## Task to complete
Filter the records below and copy every line containing the word "état".

## Records for this task
>> START

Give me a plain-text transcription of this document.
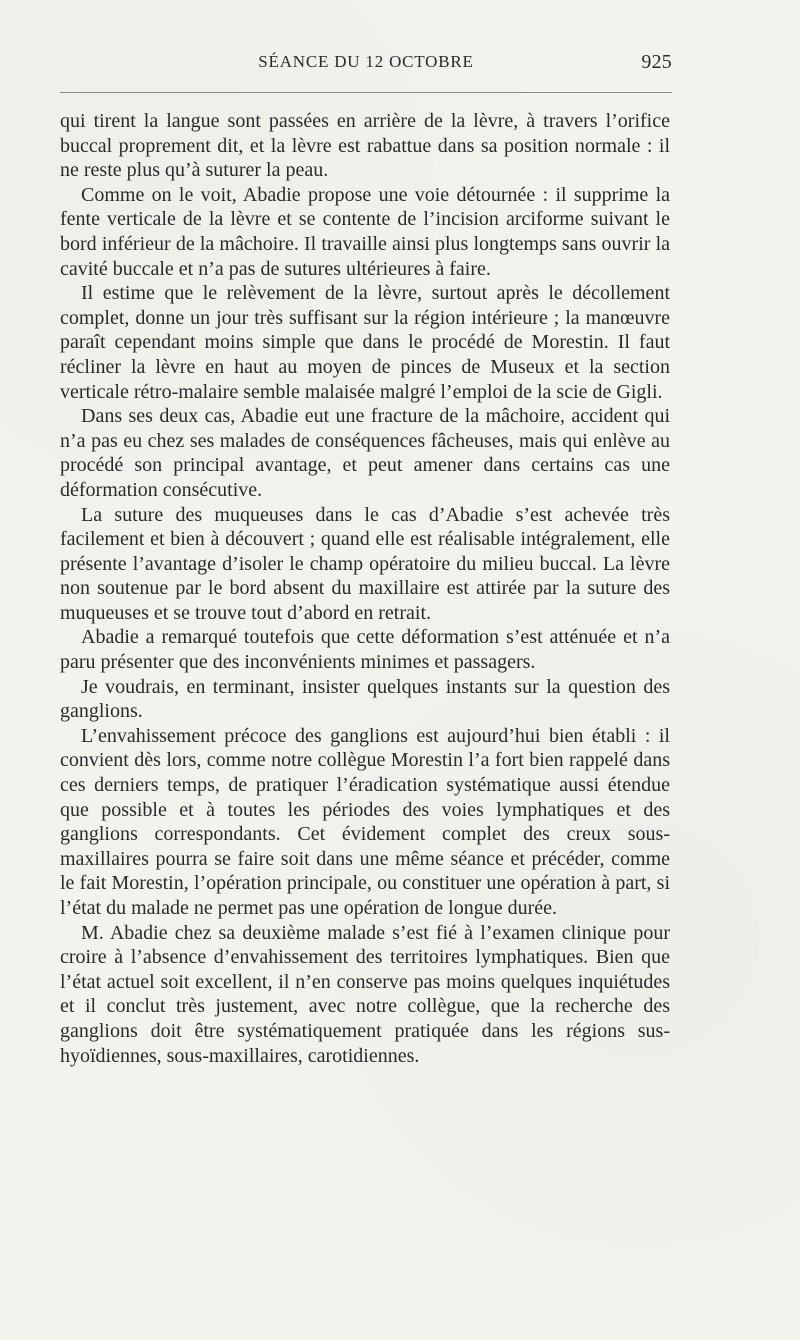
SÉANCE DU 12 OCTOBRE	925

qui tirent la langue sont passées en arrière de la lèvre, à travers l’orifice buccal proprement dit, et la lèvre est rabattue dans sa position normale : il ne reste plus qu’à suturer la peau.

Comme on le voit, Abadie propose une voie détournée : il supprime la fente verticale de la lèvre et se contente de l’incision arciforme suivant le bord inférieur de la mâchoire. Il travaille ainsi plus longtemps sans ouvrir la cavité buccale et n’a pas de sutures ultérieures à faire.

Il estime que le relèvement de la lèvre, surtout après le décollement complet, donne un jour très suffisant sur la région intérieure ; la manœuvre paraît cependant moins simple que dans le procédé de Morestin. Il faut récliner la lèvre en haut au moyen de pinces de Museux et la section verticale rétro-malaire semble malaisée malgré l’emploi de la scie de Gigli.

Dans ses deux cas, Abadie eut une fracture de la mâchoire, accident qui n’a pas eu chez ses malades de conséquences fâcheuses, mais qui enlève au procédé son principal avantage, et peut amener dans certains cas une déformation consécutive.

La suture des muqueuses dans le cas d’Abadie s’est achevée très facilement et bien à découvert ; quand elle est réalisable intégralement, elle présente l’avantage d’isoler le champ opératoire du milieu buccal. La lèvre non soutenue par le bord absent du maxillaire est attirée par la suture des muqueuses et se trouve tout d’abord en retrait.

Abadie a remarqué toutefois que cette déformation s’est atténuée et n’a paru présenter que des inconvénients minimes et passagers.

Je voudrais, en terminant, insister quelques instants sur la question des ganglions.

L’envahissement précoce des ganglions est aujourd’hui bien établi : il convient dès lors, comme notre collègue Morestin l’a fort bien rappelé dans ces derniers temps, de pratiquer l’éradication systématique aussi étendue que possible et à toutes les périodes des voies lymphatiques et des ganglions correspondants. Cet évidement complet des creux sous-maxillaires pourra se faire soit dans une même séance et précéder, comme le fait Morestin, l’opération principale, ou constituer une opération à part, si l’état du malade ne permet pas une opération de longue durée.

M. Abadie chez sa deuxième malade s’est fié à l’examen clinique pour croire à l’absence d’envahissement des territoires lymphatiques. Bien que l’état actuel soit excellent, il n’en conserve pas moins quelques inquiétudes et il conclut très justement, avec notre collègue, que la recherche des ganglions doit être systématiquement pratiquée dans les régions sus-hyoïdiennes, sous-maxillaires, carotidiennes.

>> END
>> START

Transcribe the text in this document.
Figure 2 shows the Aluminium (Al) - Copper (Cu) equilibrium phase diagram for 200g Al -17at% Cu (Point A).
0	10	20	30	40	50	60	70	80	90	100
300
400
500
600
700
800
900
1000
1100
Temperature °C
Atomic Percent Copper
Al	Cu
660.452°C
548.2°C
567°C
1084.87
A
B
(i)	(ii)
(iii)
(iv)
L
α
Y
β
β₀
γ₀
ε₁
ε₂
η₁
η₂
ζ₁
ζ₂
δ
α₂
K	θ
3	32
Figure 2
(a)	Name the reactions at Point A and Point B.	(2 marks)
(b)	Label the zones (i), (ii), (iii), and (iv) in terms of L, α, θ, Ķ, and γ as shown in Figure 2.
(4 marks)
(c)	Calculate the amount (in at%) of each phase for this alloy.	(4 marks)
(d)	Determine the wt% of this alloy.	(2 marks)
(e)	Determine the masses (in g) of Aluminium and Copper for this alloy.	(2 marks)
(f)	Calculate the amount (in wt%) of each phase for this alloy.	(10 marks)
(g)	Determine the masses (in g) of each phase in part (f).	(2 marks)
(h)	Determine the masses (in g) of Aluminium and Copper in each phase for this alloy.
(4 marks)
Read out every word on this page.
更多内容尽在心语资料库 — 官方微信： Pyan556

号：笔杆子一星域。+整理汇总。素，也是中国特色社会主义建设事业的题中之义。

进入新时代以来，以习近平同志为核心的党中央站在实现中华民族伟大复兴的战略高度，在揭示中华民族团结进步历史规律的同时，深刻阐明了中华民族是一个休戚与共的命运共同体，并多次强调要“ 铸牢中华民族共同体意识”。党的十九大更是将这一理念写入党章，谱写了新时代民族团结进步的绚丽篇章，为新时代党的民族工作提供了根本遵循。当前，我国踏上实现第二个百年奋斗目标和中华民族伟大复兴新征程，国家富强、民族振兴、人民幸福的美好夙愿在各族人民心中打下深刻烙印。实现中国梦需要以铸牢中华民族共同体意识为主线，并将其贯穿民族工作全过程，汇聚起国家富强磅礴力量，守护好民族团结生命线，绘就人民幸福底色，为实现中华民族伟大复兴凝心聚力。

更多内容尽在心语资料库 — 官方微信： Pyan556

>> END
>> START

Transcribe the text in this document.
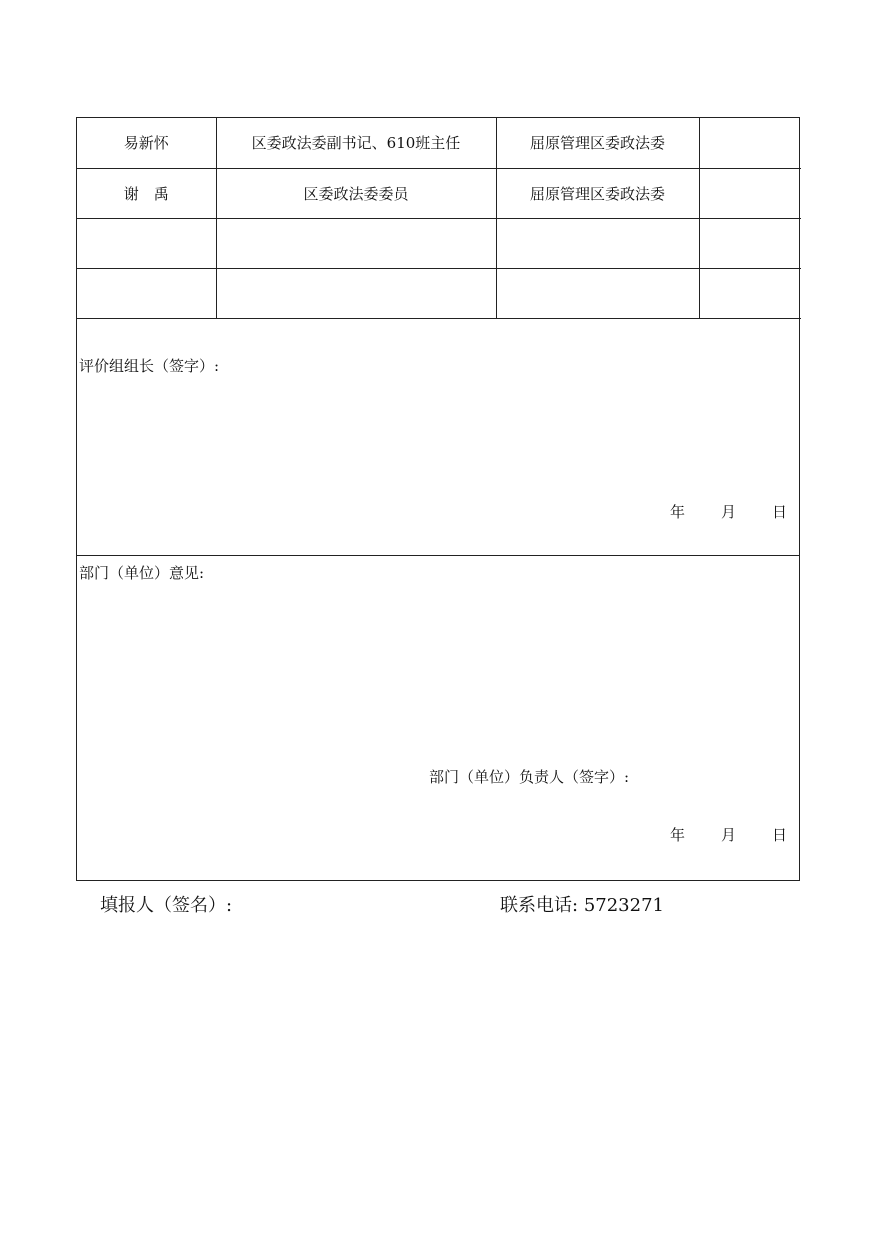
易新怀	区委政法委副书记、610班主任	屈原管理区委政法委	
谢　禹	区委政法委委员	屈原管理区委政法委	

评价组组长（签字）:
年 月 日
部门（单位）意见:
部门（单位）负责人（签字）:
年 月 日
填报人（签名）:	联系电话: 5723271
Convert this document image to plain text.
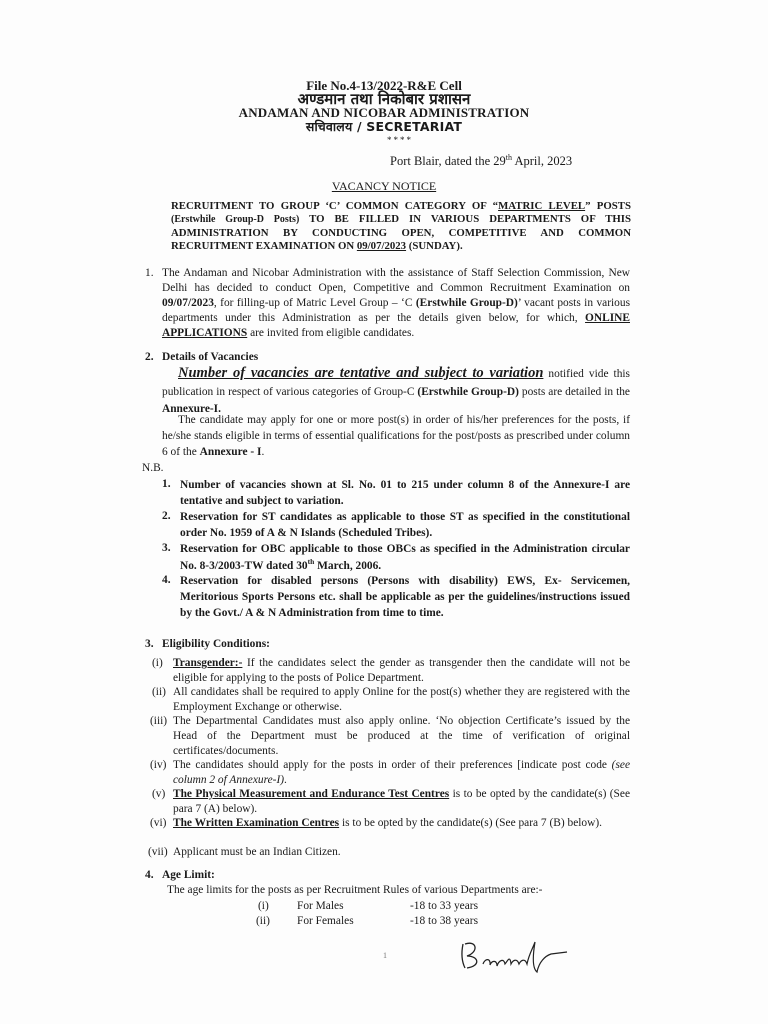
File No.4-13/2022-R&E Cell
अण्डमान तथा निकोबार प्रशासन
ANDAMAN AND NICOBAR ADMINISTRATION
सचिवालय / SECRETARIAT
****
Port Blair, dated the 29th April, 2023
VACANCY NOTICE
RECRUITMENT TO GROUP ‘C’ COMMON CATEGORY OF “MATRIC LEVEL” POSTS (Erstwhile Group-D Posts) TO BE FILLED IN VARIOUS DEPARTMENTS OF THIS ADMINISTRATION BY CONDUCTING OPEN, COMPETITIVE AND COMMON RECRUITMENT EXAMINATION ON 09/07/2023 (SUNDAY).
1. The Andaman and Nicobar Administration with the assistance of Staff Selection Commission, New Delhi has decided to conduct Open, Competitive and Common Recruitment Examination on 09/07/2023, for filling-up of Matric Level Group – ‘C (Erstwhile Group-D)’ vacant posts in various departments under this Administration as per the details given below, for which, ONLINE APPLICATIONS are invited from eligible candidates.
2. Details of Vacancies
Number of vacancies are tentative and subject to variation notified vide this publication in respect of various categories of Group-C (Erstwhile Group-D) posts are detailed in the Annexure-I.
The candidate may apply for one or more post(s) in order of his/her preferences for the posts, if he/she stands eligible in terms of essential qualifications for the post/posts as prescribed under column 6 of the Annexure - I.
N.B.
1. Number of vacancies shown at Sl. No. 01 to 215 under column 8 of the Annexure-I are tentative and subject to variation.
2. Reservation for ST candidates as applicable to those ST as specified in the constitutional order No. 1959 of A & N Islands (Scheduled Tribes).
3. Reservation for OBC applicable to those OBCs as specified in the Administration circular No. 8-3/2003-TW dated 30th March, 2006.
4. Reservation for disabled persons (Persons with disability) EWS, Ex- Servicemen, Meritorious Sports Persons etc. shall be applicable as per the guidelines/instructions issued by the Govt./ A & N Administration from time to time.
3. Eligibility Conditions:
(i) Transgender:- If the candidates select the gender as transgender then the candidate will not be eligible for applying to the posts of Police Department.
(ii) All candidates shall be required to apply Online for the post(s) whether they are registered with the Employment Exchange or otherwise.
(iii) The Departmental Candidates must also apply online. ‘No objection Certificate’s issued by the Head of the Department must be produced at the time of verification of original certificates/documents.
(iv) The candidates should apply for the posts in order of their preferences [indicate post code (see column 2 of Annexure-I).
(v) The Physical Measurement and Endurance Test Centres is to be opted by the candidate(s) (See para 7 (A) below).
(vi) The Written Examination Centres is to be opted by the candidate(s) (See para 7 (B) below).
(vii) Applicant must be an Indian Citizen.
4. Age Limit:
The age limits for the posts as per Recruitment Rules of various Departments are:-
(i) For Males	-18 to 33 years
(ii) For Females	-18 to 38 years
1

>> END

## Exercise result
L’envahissement précoce des ganglions est aujourd’hui bien établi : il convient dès lors, comme notre collègue Morestin l’a fort bien rappelé dans ces derniers temps, de pratiquer l’éradication systématique aussi étendue que possible et à toutes les périodes des voies lymphatiques et des ganglions correspondants. Cet évidement complet des creux sous-maxillaires pourra se faire soit dans une même séance et précéder, comme le fait Morestin, l’opération principale, ou constituer une opération à part, si l’état du malade ne permet pas une opération de longue durée.
M. Abadie chez sa deuxième malade s’est fié à l’examen clinique pour croire à l’absence d’envahissement des territoires lymphatiques. Bien que l’état actuel soit excellent, il n’en conserve pas moins quelques inquiétudes et il conclut très justement, avec notre collègue, que la recherche des ganglions doit être systématiquement pratiquée dans les régions sus-hyoïdiennes, sous-maxillaires, carotidiennes.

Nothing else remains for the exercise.